[Saved entries]
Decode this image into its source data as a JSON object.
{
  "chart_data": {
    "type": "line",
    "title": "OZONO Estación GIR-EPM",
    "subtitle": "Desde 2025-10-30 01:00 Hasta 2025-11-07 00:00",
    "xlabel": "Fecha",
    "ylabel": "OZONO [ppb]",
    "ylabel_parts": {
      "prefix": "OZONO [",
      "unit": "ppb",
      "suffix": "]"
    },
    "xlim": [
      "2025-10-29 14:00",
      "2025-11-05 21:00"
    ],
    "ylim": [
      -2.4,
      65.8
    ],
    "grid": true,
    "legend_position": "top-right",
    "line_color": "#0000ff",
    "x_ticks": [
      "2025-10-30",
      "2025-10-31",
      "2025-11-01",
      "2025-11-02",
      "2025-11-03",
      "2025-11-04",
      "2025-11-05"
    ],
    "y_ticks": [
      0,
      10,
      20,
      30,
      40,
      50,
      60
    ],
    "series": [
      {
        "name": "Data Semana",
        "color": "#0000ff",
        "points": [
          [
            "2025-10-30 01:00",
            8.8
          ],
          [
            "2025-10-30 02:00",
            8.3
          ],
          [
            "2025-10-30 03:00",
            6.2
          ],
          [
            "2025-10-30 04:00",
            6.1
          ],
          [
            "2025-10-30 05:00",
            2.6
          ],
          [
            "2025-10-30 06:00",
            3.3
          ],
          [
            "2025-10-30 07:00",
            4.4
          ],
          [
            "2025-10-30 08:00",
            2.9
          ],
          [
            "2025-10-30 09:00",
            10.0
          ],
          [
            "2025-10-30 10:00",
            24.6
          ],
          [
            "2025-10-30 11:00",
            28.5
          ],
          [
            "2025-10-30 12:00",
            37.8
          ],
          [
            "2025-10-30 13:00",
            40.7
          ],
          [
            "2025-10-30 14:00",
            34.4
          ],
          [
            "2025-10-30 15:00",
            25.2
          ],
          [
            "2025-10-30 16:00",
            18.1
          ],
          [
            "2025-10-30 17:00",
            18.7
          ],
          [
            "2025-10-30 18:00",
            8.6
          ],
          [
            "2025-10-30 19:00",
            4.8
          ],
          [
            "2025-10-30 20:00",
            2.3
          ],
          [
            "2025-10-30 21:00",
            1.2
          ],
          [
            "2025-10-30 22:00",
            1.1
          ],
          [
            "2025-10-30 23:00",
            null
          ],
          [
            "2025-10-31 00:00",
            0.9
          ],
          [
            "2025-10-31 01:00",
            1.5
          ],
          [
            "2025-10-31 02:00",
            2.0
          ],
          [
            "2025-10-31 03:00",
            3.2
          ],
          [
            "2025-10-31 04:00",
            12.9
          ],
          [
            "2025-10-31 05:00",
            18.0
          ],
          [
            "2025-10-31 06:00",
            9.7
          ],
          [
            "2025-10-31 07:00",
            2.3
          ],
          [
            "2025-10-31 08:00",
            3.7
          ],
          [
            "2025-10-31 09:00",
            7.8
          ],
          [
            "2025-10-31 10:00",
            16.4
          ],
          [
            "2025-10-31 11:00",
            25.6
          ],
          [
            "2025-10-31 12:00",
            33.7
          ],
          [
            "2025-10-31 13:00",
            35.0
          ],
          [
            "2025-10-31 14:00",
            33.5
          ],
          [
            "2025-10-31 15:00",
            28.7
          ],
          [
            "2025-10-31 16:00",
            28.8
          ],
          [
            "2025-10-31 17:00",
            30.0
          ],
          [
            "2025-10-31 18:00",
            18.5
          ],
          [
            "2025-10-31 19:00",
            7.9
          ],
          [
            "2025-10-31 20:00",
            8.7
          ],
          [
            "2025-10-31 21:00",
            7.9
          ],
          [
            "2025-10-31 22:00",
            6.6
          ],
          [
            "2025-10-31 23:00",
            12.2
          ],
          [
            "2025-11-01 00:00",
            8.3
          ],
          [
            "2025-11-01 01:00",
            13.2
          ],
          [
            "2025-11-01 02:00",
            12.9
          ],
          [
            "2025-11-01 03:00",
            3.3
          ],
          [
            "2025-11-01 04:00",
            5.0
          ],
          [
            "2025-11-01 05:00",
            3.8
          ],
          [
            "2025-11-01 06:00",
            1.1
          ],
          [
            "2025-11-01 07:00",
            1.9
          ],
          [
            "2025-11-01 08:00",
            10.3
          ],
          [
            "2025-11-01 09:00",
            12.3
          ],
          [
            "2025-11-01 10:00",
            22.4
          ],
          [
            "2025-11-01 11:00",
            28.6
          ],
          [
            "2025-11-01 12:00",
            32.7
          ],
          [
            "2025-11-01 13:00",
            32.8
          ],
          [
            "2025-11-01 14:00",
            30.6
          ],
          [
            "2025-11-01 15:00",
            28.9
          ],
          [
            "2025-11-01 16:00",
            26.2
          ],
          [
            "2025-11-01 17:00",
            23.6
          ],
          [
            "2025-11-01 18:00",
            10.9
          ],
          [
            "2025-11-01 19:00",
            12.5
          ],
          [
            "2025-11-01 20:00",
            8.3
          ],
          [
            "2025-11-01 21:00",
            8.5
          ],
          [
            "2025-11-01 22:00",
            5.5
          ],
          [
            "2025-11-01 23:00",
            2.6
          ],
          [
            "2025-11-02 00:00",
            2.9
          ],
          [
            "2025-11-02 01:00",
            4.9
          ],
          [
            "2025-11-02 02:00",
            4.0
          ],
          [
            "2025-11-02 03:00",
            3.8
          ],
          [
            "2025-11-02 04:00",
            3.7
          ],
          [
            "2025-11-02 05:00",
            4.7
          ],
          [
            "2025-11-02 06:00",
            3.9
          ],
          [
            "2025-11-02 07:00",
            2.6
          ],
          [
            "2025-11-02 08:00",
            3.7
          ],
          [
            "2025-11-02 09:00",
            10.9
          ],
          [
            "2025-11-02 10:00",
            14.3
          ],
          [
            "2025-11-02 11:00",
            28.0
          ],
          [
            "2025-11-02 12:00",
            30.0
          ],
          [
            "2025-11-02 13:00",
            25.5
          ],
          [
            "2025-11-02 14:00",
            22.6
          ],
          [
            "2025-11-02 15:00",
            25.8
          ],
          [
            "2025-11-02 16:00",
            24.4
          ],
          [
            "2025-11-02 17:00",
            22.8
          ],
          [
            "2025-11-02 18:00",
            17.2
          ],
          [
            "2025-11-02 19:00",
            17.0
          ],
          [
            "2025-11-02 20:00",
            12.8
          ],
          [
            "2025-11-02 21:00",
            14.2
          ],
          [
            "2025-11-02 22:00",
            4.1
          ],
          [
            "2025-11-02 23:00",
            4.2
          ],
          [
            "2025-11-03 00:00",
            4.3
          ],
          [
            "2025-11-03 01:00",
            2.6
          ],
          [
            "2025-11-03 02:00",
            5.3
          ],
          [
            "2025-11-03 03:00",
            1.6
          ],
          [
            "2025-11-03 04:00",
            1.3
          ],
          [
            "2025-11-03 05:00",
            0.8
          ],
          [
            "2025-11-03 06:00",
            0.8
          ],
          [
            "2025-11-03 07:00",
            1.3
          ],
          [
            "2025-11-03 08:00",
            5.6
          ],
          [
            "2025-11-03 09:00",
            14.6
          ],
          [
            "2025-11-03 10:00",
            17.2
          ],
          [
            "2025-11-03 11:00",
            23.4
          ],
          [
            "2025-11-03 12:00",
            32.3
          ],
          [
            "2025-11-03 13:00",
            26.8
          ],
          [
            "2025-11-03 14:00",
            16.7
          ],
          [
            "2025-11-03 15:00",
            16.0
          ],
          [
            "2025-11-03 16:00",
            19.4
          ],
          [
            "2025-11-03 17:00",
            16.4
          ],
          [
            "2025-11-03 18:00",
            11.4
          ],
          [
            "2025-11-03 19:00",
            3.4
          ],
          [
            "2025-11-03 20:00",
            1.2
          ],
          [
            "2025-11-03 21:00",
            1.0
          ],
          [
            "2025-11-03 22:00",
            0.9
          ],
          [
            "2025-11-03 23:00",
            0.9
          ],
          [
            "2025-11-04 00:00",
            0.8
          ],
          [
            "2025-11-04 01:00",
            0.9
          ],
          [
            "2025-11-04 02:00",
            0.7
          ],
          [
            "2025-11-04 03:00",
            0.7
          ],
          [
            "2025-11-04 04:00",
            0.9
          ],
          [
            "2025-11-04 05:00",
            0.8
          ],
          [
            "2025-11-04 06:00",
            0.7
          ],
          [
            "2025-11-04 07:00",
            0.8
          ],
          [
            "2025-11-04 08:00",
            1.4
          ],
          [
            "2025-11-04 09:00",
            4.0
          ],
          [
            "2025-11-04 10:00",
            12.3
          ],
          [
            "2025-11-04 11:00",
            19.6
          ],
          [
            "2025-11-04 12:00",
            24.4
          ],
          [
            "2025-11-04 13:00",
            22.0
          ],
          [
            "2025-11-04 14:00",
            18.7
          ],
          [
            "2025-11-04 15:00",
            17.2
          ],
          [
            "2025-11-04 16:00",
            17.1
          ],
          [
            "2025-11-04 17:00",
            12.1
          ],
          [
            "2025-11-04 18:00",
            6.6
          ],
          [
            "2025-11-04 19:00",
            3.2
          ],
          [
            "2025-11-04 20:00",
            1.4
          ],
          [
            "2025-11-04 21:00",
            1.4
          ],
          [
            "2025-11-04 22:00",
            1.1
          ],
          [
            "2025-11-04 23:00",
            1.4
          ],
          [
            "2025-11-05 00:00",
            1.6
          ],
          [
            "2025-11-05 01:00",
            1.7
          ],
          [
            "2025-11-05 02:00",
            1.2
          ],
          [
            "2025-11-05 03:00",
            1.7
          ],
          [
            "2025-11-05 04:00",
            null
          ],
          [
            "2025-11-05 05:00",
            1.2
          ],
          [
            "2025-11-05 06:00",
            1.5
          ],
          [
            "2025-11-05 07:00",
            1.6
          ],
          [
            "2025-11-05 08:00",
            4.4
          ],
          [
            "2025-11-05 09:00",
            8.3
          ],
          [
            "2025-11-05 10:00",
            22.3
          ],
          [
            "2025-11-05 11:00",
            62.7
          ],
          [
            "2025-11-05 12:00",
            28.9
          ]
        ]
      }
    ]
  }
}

REQUIREMENT – Gather, from the listing above, every line carrying the word "OZONO".

EXERCISE RESPONSE –
    "title": "OZONO Estación GIR-EPM",
    "ylabel": "OZONO [ppb]",
      "prefix": "OZONO [",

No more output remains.